─── Data provided ───
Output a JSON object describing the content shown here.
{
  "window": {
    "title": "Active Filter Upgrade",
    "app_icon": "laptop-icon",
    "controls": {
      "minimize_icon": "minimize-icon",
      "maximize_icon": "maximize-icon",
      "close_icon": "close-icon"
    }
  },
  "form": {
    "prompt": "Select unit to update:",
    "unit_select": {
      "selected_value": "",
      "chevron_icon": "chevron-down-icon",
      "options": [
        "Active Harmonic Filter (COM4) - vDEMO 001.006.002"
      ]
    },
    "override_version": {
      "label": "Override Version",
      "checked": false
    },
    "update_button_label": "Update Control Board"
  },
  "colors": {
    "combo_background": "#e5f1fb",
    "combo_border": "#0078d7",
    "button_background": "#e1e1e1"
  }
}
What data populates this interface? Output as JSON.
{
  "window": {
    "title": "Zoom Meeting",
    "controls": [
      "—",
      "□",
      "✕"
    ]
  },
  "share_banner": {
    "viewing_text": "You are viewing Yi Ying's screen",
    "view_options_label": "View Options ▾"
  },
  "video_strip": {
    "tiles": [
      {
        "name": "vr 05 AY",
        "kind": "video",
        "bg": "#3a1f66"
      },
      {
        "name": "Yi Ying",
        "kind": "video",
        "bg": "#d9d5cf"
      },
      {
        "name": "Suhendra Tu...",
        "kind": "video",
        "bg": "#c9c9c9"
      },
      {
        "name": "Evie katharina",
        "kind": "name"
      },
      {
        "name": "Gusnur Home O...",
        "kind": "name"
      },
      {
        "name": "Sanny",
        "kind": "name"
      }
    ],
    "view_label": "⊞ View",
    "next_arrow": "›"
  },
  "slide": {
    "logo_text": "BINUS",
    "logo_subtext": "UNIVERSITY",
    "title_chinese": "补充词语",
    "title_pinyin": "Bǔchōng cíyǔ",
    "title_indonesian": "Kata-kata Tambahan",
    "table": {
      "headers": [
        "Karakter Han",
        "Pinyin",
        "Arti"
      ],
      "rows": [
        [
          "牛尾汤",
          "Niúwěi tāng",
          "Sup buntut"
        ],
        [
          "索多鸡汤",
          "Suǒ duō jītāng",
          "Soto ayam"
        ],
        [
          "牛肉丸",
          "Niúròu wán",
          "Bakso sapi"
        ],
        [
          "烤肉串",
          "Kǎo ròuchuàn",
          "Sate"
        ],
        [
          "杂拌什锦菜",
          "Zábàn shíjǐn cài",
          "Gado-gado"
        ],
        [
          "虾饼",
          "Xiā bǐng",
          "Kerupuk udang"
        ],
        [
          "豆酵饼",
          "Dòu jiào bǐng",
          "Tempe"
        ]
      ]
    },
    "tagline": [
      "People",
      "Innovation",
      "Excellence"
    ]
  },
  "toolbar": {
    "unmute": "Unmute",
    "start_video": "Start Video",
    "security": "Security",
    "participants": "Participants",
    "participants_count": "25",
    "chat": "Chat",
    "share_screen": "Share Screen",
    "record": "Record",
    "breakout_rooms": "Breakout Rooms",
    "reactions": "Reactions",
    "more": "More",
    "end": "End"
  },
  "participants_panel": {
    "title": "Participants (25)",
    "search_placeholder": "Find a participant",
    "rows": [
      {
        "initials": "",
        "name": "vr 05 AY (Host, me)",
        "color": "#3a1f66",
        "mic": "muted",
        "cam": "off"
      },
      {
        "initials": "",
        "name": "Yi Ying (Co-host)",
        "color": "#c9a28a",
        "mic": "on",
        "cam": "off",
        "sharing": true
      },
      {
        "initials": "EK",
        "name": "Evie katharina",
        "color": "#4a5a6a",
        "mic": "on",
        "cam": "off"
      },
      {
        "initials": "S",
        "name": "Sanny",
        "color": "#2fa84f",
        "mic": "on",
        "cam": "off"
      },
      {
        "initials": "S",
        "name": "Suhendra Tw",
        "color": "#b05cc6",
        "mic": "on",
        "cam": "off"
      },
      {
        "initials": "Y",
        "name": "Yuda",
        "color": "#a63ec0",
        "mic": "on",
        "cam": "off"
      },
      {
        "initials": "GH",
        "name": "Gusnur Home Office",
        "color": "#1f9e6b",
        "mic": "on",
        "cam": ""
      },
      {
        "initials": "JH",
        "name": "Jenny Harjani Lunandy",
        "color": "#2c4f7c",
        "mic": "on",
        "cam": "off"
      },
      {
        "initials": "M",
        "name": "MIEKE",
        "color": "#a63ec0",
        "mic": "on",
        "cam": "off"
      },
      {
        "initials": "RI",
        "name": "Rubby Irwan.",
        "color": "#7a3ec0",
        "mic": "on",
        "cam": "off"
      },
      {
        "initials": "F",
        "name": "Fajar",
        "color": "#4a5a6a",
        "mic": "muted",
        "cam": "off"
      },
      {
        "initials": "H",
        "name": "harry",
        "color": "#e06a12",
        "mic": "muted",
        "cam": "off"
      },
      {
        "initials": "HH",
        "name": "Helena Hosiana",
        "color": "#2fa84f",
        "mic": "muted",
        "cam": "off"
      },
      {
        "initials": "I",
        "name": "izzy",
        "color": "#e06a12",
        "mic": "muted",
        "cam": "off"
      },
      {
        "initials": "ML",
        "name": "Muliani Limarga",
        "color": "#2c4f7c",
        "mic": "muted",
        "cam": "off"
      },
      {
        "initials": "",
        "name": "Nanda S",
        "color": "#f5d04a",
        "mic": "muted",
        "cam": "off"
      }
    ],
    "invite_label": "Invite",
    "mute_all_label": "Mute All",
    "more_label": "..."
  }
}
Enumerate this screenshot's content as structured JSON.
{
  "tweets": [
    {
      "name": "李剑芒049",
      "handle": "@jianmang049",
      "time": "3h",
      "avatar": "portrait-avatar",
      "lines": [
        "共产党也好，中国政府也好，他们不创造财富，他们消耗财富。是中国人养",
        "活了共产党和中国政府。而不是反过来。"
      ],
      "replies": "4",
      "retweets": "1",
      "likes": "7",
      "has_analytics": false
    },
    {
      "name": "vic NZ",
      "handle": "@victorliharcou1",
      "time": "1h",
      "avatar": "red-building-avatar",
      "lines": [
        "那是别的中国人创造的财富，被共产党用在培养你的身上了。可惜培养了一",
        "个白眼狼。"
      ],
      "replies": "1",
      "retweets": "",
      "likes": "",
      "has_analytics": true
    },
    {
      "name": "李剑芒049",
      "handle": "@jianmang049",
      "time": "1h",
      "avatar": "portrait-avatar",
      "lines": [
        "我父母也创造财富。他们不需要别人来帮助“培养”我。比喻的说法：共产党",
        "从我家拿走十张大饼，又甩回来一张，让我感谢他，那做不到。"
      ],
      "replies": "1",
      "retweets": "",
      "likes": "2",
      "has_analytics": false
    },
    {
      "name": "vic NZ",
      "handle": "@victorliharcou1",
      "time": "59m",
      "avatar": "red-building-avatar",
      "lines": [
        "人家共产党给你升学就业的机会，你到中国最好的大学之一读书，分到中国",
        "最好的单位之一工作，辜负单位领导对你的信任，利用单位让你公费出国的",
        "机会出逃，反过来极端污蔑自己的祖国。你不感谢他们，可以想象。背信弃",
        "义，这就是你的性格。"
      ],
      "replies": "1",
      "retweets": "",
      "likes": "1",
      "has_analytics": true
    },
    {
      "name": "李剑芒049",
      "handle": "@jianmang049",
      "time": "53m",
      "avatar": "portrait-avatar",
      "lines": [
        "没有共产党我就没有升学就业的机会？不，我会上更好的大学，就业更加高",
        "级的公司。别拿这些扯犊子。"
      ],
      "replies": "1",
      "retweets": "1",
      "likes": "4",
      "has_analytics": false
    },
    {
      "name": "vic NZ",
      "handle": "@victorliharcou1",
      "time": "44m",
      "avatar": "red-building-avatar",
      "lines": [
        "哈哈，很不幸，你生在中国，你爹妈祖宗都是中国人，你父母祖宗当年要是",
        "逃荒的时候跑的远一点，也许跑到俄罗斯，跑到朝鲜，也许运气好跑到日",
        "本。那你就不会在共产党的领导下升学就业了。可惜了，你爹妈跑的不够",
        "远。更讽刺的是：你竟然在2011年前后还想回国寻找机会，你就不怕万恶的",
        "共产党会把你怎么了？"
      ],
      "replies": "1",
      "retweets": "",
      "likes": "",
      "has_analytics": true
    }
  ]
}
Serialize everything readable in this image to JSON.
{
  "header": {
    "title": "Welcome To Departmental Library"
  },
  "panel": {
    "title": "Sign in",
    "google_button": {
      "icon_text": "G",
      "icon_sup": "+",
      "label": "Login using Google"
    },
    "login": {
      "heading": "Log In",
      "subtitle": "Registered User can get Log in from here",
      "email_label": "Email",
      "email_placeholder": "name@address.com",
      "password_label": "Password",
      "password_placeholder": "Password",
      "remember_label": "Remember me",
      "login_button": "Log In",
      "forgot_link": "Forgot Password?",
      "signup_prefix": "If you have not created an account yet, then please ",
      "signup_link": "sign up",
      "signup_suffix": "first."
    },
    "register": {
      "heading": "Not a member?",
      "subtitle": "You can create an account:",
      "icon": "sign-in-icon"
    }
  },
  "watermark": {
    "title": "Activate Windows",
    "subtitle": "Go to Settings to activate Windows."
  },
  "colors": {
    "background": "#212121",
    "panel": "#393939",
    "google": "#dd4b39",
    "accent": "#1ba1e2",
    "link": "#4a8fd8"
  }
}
───
*Stated goal*: Starting with the line that contains "Serialize everything readable", output every line through the end of the listing above, unchanged.

*Response to the exercise*:
Serialize everything readable in this image to JSON.
{
  "header": {
    "title": "Welcome To Departmental Library"
  },
  "panel": {
    "title": "Sign in",
    "google_button": {
      "icon_text": "G",
      "icon_sup": "+",
      "label": "Login using Google"
    },
    "login": {
      "heading": "Log In",
      "subtitle": "Registered User can get Log in from here",
      "email_label": "Email",
      "email_placeholder": "name@address.com",
      "password_label": "Password",
      "password_placeholder": "Password",
      "remember_label": "Remember me",
      "login_button": "Log In",
      "forgot_link": "Forgot Password?",
      "signup_prefix": "If you have not created an account yet, then please ",
      "signup_link": "sign up",
      "signup_suffix": "first."
    },
    "register": {
      "heading": "Not a member?",
      "subtitle": "You can create an account:",
      "icon": "sign-in-icon"
    }
  },
  "watermark": {
    "title": "Activate Windows",
    "subtitle": "Go to Settings to activate Windows."
  },
  "colors": {
    "background": "#212121",
    "panel": "#393939",
    "google": "#dd4b39",
    "accent": "#1ba1e2",
    "link": "#4a8fd8"
  }
}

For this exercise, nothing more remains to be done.